§ Task to complete: Take each line containing "from" and report it exactly as written.
=== Data excerpts ===
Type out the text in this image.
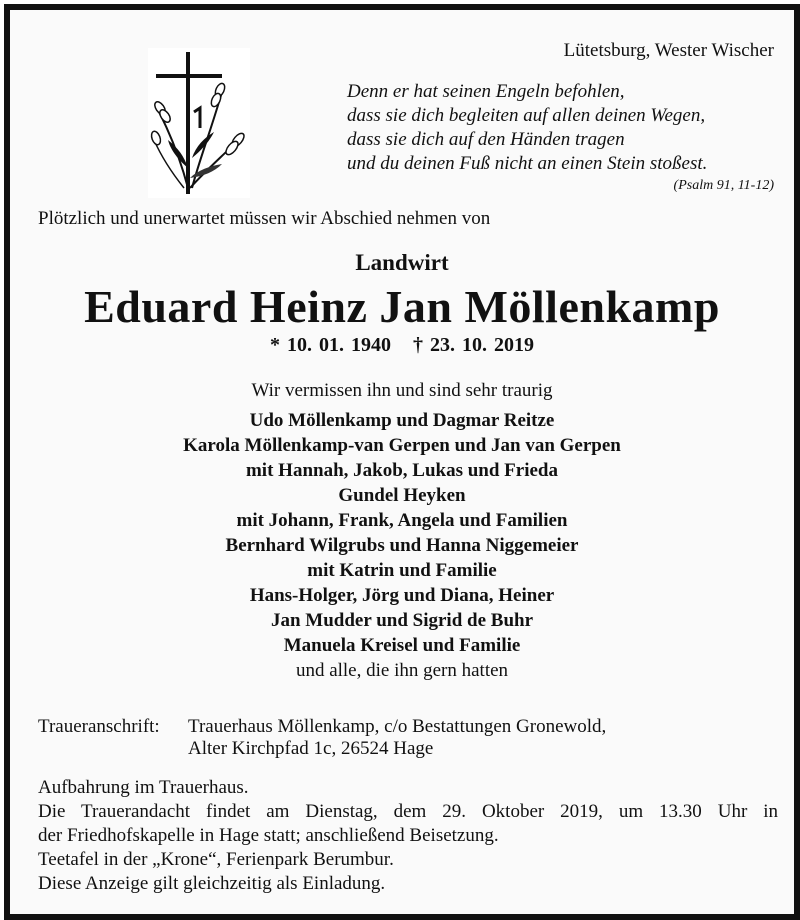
Lütetsburg, Wester Wischer
Denn er hat seinen Engeln befohlen,
dass sie dich begleiten auf allen deinen Wegen,
dass sie dich auf den Händen tragen
und du deinen Fuß nicht an einen Stein stoßest.
(Psalm 91, 11-12)
Plötzlich und unerwartet müssen wir Abschied nehmen von
Landwirt
Eduard Heinz Jan Möllenkamp
* 10. 01. 1940 † 23. 10. 2019
Wir vermissen ihn und sind sehr traurig
Udo Möllenkamp und Dagmar Reitze
Karola Möllenkamp-van Gerpen und Jan van Gerpen
mit Hannah, Jakob, Lukas und Frieda
Gundel Heyken
mit Johann, Frank, Angela und Familien
Bernhard Wilgrubs und Hanna Niggemeier
mit Katrin und Familie
Hans-Holger, Jörg und Diana, Heiner
Jan Mudder und Sigrid de Buhr
Manuela Kreisel und Familie
und alle, die ihn gern hatten
Traueranschrift: Trauerhaus Möllenkamp, c/o Bestattungen Gronewold,
Alter Kirchpfad 1c, 26524 Hage
Aufbahrung im Trauerhaus.
Die Trauerandacht findet am Dienstag, dem 29. Oktober 2019, um 13.30 Uhr in
der Friedhofskapelle in Hage statt; anschließend Beisetzung.
Teetafel in der „Krone“, Ferienpark Berumbur.
Diese Anzeige gilt gleichzeitig als Einladung.
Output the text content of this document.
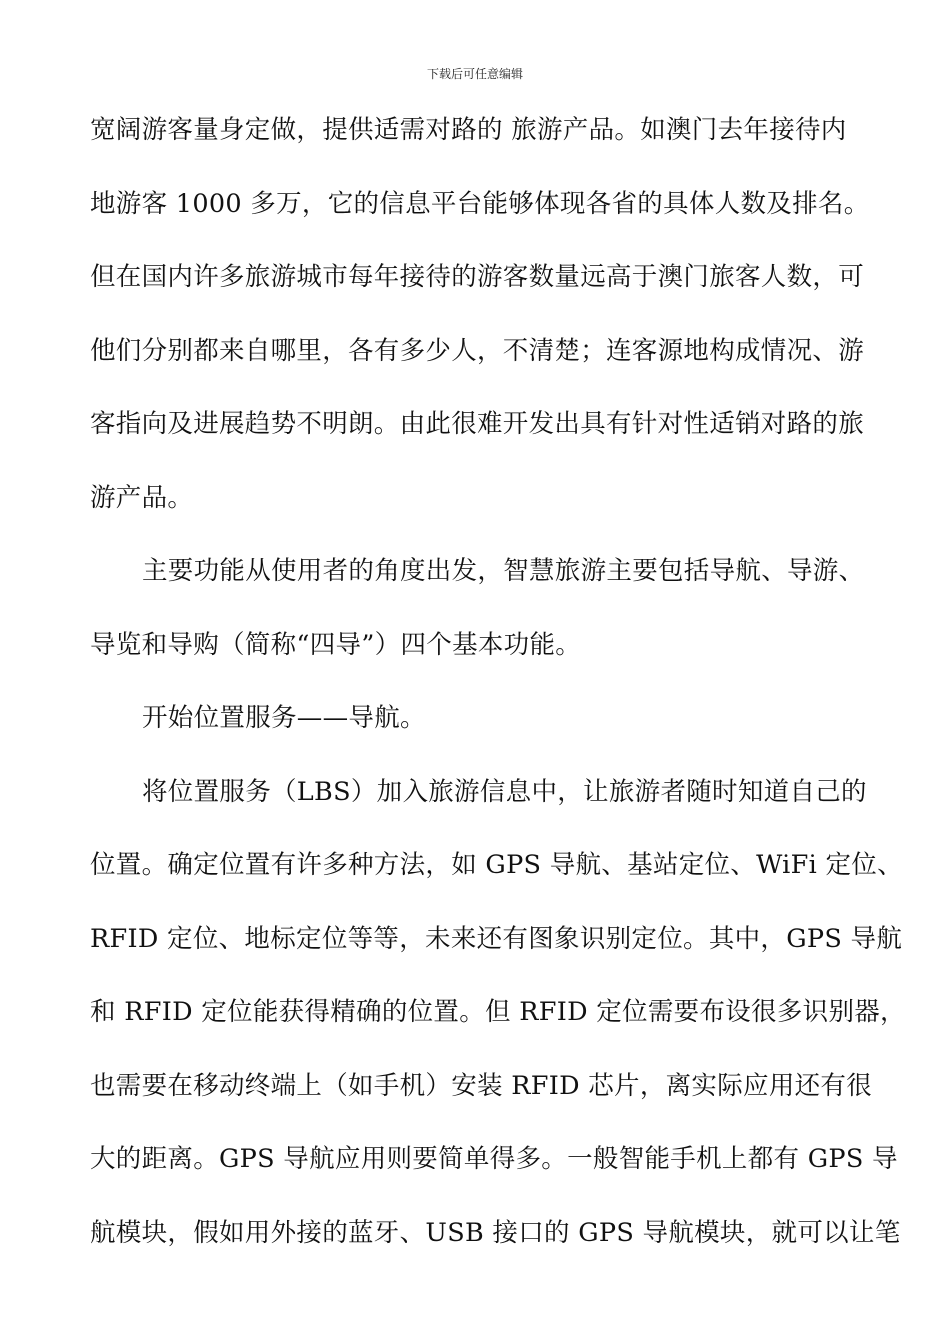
下载后可任意编辑
宽阔游客量身定做，提供适需对路的 旅游产品。如澳门去年接待内
地游客 1000 多万，它的信息平台能够体现各省的具体人数及排名。
但在国内许多旅游城市每年接待的游客数量远高于澳门旅客人数，可
他们分别都来自哪里，各有多少人，不清楚；连客源地构成情况、游
客指向及进展趋势不明朗。由此很难开发出具有针对性适销对路的旅
游产品。
主要功能从使用者的角度出发，智慧旅游主要包括导航、导游、
导览和导购（简称“四导”）四个基本功能。
开始位置服务——导航。
将位置服务（LBS）加入旅游信息中，让旅游者随时知道自己的
位置。确定位置有许多种方法，如 GPS 导航、基站定位、WiFi 定位、
RFID 定位、地标定位等等，未来还有图象识别定位。其中，GPS 导航
和 RFID 定位能获得精确的位置。但 RFID 定位需要布设很多识别器，
也需要在移动终端上（如手机）安装 RFID 芯片，离实际应用还有很
大的距离。GPS 导航应用则要简单得多。一般智能手机上都有 GPS 导
航模块，假如用外接的蓝牙、USB 接口的 GPS 导航模块，就可以让笔
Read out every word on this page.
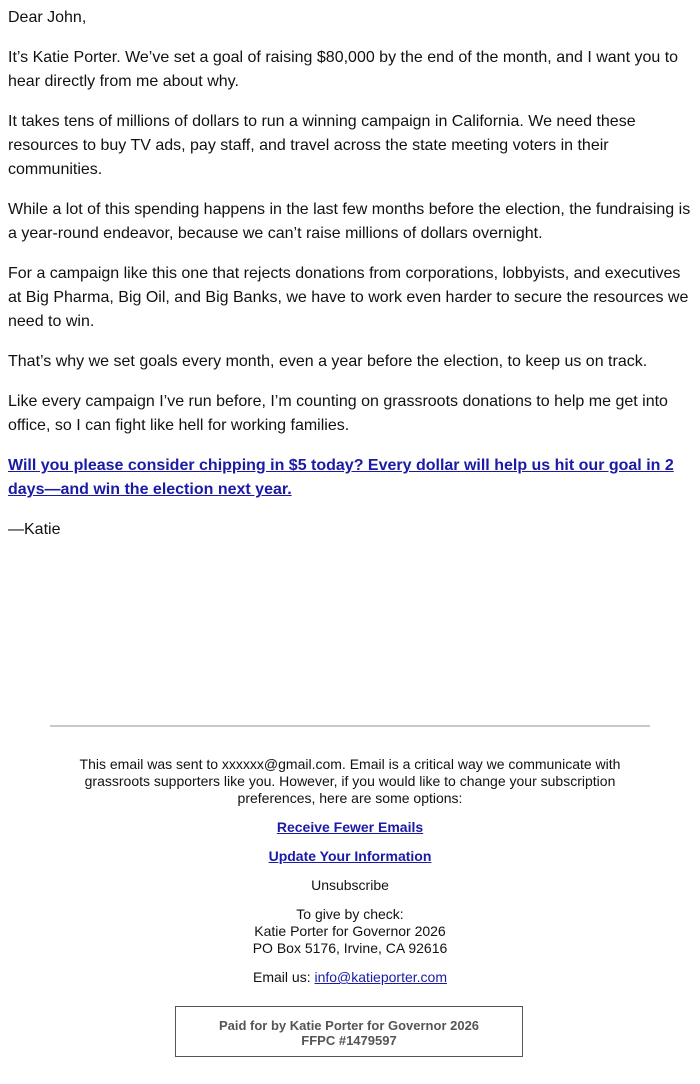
Dear John,

It’s Katie Porter. We’ve set a goal of raising $80,000 by the end of the month, and I want you to hear directly from me about why.

It takes tens of millions of dollars to run a winning campaign in California. We need these resources to buy TV ads, pay staff, and travel across the state meeting voters in their communities.

While a lot of this spending happens in the last few months before the election, the fundraising is a year-round endeavor, because we can’t raise millions of dollars overnight.

For a campaign like this one that rejects donations from corporations, lobbyists, and executives at Big Pharma, Big Oil, and Big Banks, we have to work even harder to secure the resources we need to win.

That’s why we set goals every month, even a year before the election, to keep us on track.

Like every campaign I’ve run before, I’m counting on grassroots donations to help me get into office, so I can fight like hell for working families.

Will you please consider chipping in $5 today? Every dollar will help us hit our goal in 2 days—and win the election next year.

—Katie

This email was sent to xxxxxx@gmail.com. Email is a critical way we communicate with grassroots supporters like you. However, if you would like to change your subscription preferences, here are some options:

Receive Fewer Emails

Update Your Information

Unsubscribe

To give by check:
Katie Porter for Governor 2026
PO Box 5176, Irvine, CA 92616

Email us: info@katieporter.com

Paid for by Katie Porter for Governor 2026
FFPC #1479597
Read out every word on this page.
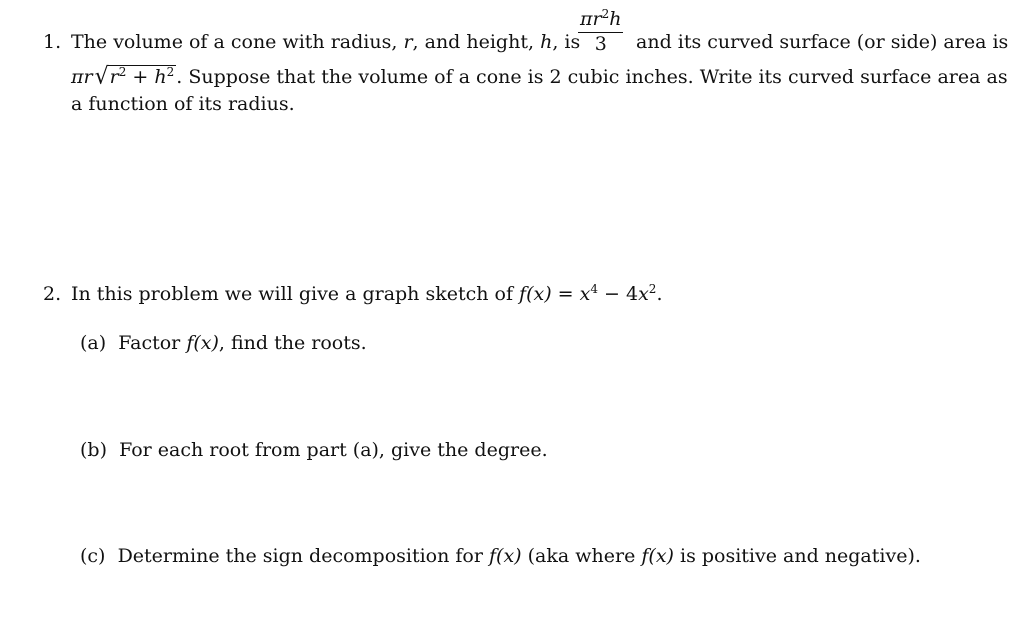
1. The volume of a cone with radius, r, and height, h, is
$\frac{\pi r^2h}{3}$ and its curved surface (or side) area is
$\pi r√r^2 + h^2$ . Suppose that the volume of a cone is 2 cubic inches. Write its curved surface area as
a function of its radius.
2. In this problem we will give a graph sketch of $f(x) = x^4 - 4x^2$.
(a) Factor f(x), find the roots.
(b) For each root from part (a), give the degree.
(c) Determine the sign decomposition for f(x) (aka where f(x) is positive and negative).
===
§ Worked solution:
It’s Katie Porter. We’ve set a goal of raising $80,000 by the end of the month, and I want you to hear directly from me about why.
For a campaign like this one that rejects donations from corporations, lobbyists, and executives at Big Pharma, Big Oil, and Big Banks, we have to work even harder to secure the resources we need to win.
(b) For each root from part (a), give the degree.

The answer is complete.